Rewrite the records with "bbox" changed to "bounding box" and everything else left as it is, omitting the pictures.

*****

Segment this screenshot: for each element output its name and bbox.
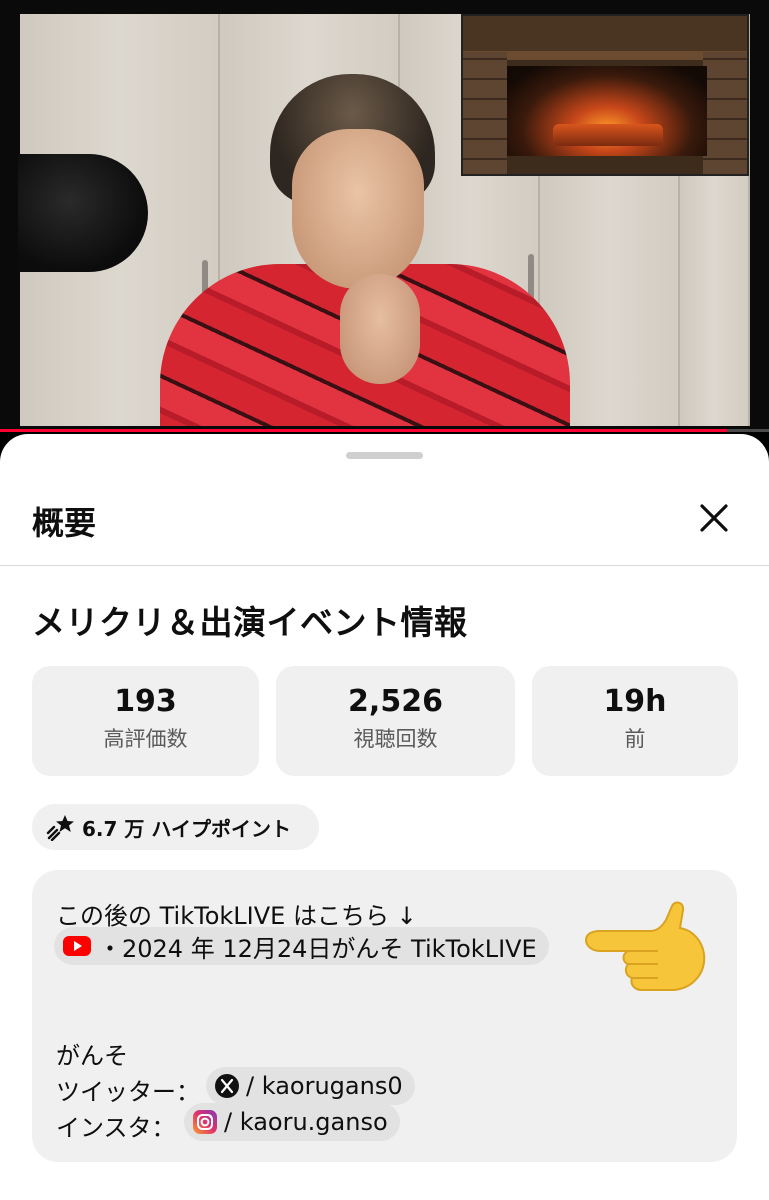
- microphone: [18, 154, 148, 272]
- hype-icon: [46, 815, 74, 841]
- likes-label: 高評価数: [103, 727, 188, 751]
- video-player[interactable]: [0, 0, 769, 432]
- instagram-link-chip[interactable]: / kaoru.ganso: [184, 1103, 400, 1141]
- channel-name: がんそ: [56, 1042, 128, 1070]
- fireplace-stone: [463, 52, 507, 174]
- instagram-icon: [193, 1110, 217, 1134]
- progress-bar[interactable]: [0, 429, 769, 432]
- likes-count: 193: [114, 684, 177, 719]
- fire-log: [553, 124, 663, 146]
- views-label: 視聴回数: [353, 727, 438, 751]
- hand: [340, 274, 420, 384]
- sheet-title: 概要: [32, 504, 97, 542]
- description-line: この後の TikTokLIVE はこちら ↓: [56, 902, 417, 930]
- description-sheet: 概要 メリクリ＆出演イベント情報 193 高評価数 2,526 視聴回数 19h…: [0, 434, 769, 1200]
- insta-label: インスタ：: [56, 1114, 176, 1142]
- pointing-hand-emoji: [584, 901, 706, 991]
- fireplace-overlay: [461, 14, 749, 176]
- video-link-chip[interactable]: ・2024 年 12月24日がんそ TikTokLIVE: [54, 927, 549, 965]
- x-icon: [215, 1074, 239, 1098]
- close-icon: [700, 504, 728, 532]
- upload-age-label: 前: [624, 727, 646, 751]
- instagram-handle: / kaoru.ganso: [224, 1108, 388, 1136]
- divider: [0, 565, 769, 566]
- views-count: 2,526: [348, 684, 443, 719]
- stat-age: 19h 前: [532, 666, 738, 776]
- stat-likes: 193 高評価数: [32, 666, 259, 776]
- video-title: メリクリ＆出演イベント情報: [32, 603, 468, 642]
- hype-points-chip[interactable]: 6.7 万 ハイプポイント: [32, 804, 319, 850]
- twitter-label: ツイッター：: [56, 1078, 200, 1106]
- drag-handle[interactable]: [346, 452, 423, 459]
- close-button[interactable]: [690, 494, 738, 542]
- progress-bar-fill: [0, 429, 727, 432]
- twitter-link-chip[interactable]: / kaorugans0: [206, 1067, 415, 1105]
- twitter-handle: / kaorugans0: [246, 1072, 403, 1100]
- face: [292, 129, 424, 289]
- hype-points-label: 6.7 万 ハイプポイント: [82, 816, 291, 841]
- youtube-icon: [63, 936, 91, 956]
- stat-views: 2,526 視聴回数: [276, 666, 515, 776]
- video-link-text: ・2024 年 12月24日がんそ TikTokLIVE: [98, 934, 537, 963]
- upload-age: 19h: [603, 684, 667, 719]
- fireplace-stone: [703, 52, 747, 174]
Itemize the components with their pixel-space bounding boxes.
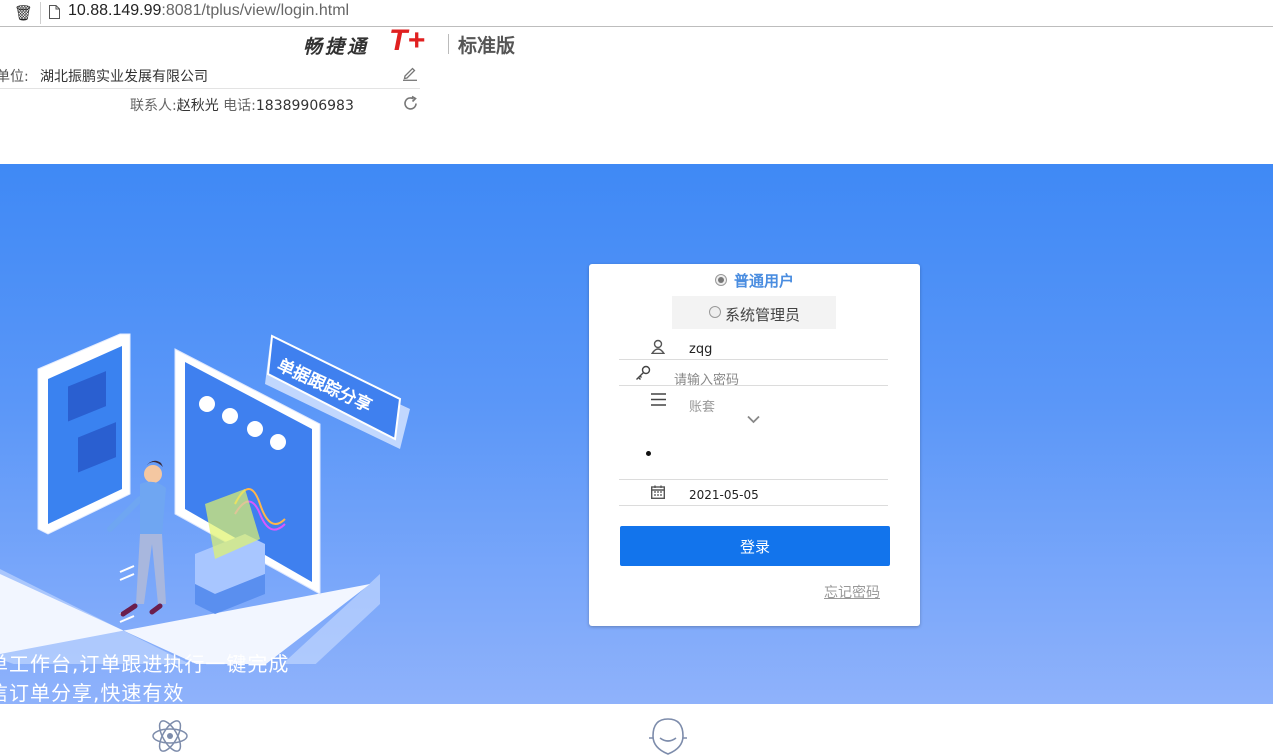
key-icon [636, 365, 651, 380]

*****

**Written answer**
Segment this screenshot: for each element output its name and bounding box.
- microphone: [18, 154, 148, 272]
- hype-icon: [46, 815, 74, 841]
- likes-label: 高評価数: [103, 727, 188, 751]
- video-player[interactable]: [0, 0, 769, 432]
- instagram-link-chip[interactable]: / kaoru.ganso: [184, 1103, 400, 1141]
- channel-name: がんそ: [56, 1042, 128, 1070]
- fireplace-stone: [463, 52, 507, 174]
- instagram-icon: [193, 1110, 217, 1134]
- progress-bar[interactable]: [0, 429, 769, 432]
- likes-count: 193: [114, 684, 177, 719]
- fire-log: [553, 124, 663, 146]
- views-label: 視聴回数: [353, 727, 438, 751]
- hand: [340, 274, 420, 384]
- sheet-title: 概要: [32, 504, 97, 542]
- description-line: この後の TikTokLIVE はこちら ↓: [56, 902, 417, 930]
- description-sheet: 概要 メリクリ＆出演イベント情報 193 高評価数 2,526 視聴回数 19h…: [0, 434, 769, 1200]
- insta-label: インスタ：: [56, 1114, 176, 1142]
- pointing-hand-emoji: [584, 901, 706, 991]
- fireplace-overlay: [461, 14, 749, 176]
- video-link-chip[interactable]: ・2024 年 12月24日がんそ TikTokLIVE: [54, 927, 549, 965]
- x-icon: [215, 1074, 239, 1098]
- close-icon: [700, 504, 728, 532]
- upload-age-label: 前: [624, 727, 646, 751]
- instagram-handle: / kaoru.ganso: [224, 1108, 388, 1136]
- divider: [0, 565, 769, 566]
- views-count: 2,526: [348, 684, 443, 719]
- stat-age: 19h 前: [532, 666, 738, 776]
- stat-likes: 193 高評価数: [32, 666, 259, 776]
- video-title: メリクリ＆出演イベント情報: [32, 603, 468, 642]
- hype-points-chip[interactable]: 6.7 万 ハイプポイント: [32, 804, 319, 850]
- twitter-label: ツイッター：: [56, 1078, 200, 1106]
- drag-handle[interactable]: [346, 452, 423, 459]
- close-button[interactable]: [690, 494, 738, 542]
- progress-bar-fill: [0, 429, 727, 432]
- twitter-link-chip[interactable]: / kaorugans0: [206, 1067, 415, 1105]
- twitter-handle: / kaorugans0: [246, 1072, 403, 1100]
- face: [292, 129, 424, 289]
- hype-points-label: 6.7 万 ハイプポイント: [82, 816, 291, 841]
- youtube-icon: [63, 936, 91, 956]
- stat-views: 2,526 視聴回数: [276, 666, 515, 776]
- video-link-text: ・2024 年 12月24日がんそ TikTokLIVE: [98, 934, 537, 963]
- upload-age: 19h: [603, 684, 667, 719]
- fireplace-stone: [703, 52, 747, 174]
Itemize the components with their pixel-space bounding boxes.
key-icon [636, 365, 651, 380]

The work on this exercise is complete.